▶ **Set problem**:
The records are to be restated in their entirety, word for word.

▶ **Task input**:
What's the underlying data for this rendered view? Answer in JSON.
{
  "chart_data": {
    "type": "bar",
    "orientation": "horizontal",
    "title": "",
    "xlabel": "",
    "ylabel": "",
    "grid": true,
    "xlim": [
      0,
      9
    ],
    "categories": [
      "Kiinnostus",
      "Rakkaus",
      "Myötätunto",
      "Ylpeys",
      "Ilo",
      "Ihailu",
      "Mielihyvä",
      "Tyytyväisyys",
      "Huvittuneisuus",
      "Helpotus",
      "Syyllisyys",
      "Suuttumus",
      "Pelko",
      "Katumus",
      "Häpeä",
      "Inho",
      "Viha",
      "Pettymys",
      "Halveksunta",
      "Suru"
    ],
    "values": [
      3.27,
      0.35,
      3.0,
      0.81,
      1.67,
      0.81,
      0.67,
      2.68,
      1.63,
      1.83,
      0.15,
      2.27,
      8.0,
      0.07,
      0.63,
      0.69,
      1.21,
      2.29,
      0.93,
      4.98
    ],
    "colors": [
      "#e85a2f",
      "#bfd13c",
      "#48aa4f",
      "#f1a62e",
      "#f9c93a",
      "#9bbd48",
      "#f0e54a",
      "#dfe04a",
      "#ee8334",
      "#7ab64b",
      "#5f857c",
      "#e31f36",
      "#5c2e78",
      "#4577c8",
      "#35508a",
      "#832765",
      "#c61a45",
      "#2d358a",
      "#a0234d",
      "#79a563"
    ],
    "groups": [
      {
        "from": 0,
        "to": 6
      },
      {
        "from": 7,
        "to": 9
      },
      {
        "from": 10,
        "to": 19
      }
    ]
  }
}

▶ **Answer to this problem**:
What's the underlying data for this rendered view? Answer in JSON.
{
  "chart_data": {
    "type": "bar",
    "orientation": "horizontal",
    "title": "",
    "xlabel": "",
    "ylabel": "",
    "grid": true,
    "xlim": [
      0,
      9
    ],
    "categories": [
      "Kiinnostus",
      "Rakkaus",
      "Myötätunto",
      "Ylpeys",
      "Ilo",
      "Ihailu",
      "Mielihyvä",
      "Tyytyväisyys",
      "Huvittuneisuus",
      "Helpotus",
      "Syyllisyys",
      "Suuttumus",
      "Pelko",
      "Katumus",
      "Häpeä",
      "Inho",
      "Viha",
      "Pettymys",
      "Halveksunta",
      "Suru"
    ],
    "values": [
      3.27,
      0.35,
      3.0,
      0.81,
      1.67,
      0.81,
      0.67,
      2.68,
      1.63,
      1.83,
      0.15,
      2.27,
      8.0,
      0.07,
      0.63,
      0.69,
      1.21,
      2.29,
      0.93,
      4.98
    ],
    "colors": [
      "#e85a2f",
      "#bfd13c",
      "#48aa4f",
      "#f1a62e",
      "#f9c93a",
      "#9bbd48",
      "#f0e54a",
      "#dfe04a",
      "#ee8334",
      "#7ab64b",
      "#5f857c",
      "#e31f36",
      "#5c2e78",
      "#4577c8",
      "#35508a",
      "#832765",
      "#c61a45",
      "#2d358a",
      "#a0234d",
      "#79a563"
    ],
    "groups": [
      {
        "from": 0,
        "to": 6
      },
      {
        "from": 7,
        "to": 9
      },
      {
        "from": 10,
        "to": 19
      }
    ]
  }
}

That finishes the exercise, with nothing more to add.